What needs to be done: Transcribe the entries below exactly.

Entries provided:
--- START ---
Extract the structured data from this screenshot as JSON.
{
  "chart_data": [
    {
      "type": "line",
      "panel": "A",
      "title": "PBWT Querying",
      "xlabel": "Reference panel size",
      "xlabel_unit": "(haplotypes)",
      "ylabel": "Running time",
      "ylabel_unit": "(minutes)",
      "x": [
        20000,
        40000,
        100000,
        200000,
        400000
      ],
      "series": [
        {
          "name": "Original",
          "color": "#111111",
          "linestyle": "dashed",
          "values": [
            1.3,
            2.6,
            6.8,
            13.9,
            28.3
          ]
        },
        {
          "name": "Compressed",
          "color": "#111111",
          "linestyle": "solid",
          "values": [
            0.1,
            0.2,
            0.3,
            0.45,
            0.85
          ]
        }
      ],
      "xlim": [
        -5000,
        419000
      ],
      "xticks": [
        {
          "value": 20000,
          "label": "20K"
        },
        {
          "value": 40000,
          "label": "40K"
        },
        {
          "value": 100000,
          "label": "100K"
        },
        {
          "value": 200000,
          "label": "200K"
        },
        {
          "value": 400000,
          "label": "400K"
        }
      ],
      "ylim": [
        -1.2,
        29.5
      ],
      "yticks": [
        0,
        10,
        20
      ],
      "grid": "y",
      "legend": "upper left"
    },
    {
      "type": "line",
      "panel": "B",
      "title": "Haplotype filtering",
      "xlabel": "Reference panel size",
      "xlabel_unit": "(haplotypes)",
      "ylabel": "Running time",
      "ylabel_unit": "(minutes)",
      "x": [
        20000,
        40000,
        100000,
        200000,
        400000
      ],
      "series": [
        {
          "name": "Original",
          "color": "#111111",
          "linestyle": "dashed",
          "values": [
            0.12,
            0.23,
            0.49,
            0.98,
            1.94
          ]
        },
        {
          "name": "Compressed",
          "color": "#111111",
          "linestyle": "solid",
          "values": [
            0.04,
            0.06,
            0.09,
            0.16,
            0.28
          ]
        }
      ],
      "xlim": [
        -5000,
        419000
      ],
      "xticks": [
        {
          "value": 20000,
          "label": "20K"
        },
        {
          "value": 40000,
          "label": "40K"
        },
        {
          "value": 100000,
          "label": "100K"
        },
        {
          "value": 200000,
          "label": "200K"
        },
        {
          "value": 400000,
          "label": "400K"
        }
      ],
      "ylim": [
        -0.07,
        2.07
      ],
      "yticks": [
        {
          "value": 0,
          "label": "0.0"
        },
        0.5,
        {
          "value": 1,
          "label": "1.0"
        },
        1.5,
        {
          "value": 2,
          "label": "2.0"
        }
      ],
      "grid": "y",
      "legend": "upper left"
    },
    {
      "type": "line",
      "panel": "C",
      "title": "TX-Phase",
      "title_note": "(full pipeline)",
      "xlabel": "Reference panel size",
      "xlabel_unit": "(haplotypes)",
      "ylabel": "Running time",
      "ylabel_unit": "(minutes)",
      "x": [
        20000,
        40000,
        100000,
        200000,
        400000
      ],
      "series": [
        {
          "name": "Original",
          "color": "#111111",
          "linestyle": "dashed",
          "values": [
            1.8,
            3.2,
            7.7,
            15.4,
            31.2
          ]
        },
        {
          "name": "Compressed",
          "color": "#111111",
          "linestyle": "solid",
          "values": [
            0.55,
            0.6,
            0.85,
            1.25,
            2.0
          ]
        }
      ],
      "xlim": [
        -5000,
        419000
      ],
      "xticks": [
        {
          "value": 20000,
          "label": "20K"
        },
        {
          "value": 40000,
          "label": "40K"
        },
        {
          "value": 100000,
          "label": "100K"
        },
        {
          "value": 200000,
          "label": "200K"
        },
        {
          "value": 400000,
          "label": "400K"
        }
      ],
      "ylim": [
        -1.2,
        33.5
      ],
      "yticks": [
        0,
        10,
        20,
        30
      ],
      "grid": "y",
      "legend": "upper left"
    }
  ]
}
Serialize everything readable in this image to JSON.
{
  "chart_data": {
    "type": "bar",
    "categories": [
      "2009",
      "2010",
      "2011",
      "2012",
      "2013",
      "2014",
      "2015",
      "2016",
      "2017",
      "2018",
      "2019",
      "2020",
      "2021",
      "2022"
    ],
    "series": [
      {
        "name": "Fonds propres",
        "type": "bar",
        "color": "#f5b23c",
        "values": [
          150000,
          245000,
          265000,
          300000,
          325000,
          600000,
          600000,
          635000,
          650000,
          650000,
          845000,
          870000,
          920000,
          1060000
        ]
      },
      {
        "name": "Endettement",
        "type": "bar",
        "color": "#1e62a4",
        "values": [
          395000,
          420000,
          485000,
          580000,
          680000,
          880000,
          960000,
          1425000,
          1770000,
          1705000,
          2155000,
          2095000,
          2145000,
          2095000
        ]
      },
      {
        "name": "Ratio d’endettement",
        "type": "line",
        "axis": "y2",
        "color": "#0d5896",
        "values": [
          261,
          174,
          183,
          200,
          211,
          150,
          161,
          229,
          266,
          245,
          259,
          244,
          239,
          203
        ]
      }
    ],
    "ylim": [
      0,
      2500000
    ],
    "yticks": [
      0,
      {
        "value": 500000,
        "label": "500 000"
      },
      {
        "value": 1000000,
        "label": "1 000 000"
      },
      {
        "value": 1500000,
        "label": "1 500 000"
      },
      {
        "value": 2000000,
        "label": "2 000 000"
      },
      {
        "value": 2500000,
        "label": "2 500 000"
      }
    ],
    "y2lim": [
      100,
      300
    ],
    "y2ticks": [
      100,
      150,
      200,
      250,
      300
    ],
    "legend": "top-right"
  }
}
--- END ---
Solution to this task:
Extract the structured data from this screenshot as JSON.
{
  "chart_data": [
    {
      "type": "line",
      "panel": "A",
      "title": "PBWT Querying",
      "xlabel": "Reference panel size",
      "xlabel_unit": "(haplotypes)",
      "ylabel": "Running time",
      "ylabel_unit": "(minutes)",
      "x": [
        20000,
        40000,
        100000,
        200000,
        400000
      ],
      "series": [
        {
          "name": "Original",
          "color": "#111111",
          "linestyle": "dashed",
          "values": [
            1.3,
            2.6,
            6.8,
            13.9,
            28.3
          ]
        },
        {
          "name": "Compressed",
          "color": "#111111",
          "linestyle": "solid",
          "values": [
            0.1,
            0.2,
            0.3,
            0.45,
            0.85
          ]
        }
      ],
      "xlim": [
        -5000,
        419000
      ],
      "xticks": [
        {
          "value": 20000,
          "label": "20K"
        },
        {
          "value": 40000,
          "label": "40K"
        },
        {
          "value": 100000,
          "label": "100K"
        },
        {
          "value": 200000,
          "label": "200K"
        },
        {
          "value": 400000,
          "label": "400K"
        }
      ],
      "ylim": [
        -1.2,
        29.5
      ],
      "yticks": [
        0,
        10,
        20
      ],
      "grid": "y",
      "legend": "upper left"
    },
    {
      "type": "line",
      "panel": "B",
      "title": "Haplotype filtering",
      "xlabel": "Reference panel size",
      "xlabel_unit": "(haplotypes)",
      "ylabel": "Running time",
      "ylabel_unit": "(minutes)",
      "x": [
        20000,
        40000,
        100000,
        200000,
        400000
      ],
      "series": [
        {
          "name": "Original",
          "color": "#111111",
          "linestyle": "dashed",
          "values": [
            0.12,
            0.23,
            0.49,
            0.98,
            1.94
          ]
        },
        {
          "name": "Compressed",
          "color": "#111111",
          "linestyle": "solid",
          "values": [
            0.04,
            0.06,
            0.09,
            0.16,
            0.28
          ]
        }
      ],
      "xlim": [
        -5000,
        419000
      ],
      "xticks": [
        {
          "value": 20000,
          "label": "20K"
        },
        {
          "value": 40000,
          "label": "40K"
        },
        {
          "value": 100000,
          "label": "100K"
        },
        {
          "value": 200000,
          "label": "200K"
        },
        {
          "value": 400000,
          "label": "400K"
        }
      ],
      "ylim": [
        -0.07,
        2.07
      ],
      "yticks": [
        {
          "value": 0,
          "label": "0.0"
        },
        0.5,
        {
          "value": 1,
          "label": "1.0"
        },
        1.5,
        {
          "value": 2,
          "label": "2.0"
        }
      ],
      "grid": "y",
      "legend": "upper left"
    },
    {
      "type": "line",
      "panel": "C",
      "title": "TX-Phase",
      "title_note": "(full pipeline)",
      "xlabel": "Reference panel size",
      "xlabel_unit": "(haplotypes)",
      "ylabel": "Running time",
      "ylabel_unit": "(minutes)",
      "x": [
        20000,
        40000,
        100000,
        200000,
        400000
      ],
      "series": [
        {
          "name": "Original",
          "color": "#111111",
          "linestyle": "dashed",
          "values": [
            1.8,
            3.2,
            7.7,
            15.4,
            31.2
          ]
        },
        {
          "name": "Compressed",
          "color": "#111111",
          "linestyle": "solid",
          "values": [
            0.55,
            0.6,
            0.85,
            1.25,
            2.0
          ]
        }
      ],
      "xlim": [
        -5000,
        419000
      ],
      "xticks": [
        {
          "value": 20000,
          "label": "20K"
        },
        {
          "value": 40000,
          "label": "40K"
        },
        {
          "value": 100000,
          "label": "100K"
        },
        {
          "value": 200000,
          "label": "200K"
        },
        {
          "value": 400000,
          "label": "400K"
        }
      ],
      "ylim": [
        -1.2,
        33.5
      ],
      "yticks": [
        0,
        10,
        20,
        30
      ],
      "grid": "y",
      "legend": "upper left"
    }
  ]
}
Serialize everything readable in this image to JSON.
{
  "chart_data": {
    "type": "bar",
    "categories": [
      "2009",
      "2010",
      "2011",
      "2012",
      "2013",
      "2014",
      "2015",
      "2016",
      "2017",
      "2018",
      "2019",
      "2020",
      "2021",
      "2022"
    ],
    "series": [
      {
        "name": "Fonds propres",
        "type": "bar",
        "color": "#f5b23c",
        "values": [
          150000,
          245000,
          265000,
          300000,
          325000,
          600000,
          600000,
          635000,
          650000,
          650000,
          845000,
          870000,
          920000,
          1060000
        ]
      },
      {
        "name": "Endettement",
        "type": "bar",
        "color": "#1e62a4",
        "values": [
          395000,
          420000,
          485000,
          580000,
          680000,
          880000,
          960000,
          1425000,
          1770000,
          1705000,
          2155000,
          2095000,
          2145000,
          2095000
        ]
      },
      {
        "name": "Ratio d’endettement",
        "type": "line",
        "axis": "y2",
        "color": "#0d5896",
        "values": [
          261,
          174,
          183,
          200,
          211,
          150,
          161,
          229,
          266,
          245,
          259,
          244,
          239,
          203
        ]
      }
    ],
    "ylim": [
      0,
      2500000
    ],
    "yticks": [
      0,
      {
        "value": 500000,
        "label": "500 000"
      },
      {
        "value": 1000000,
        "label": "1 000 000"
      },
      {
        "value": 1500000,
        "label": "1 500 000"
      },
      {
        "value": 2000000,
        "label": "2 000 000"
      },
      {
        "value": 2500000,
        "label": "2 500 000"
      }
    ],
    "y2lim": [
      100,
      300
    ],
    "y2ticks": [
      100,
      150,
      200,
      250,
      300
    ],
    "legend": "top-right"
  }
}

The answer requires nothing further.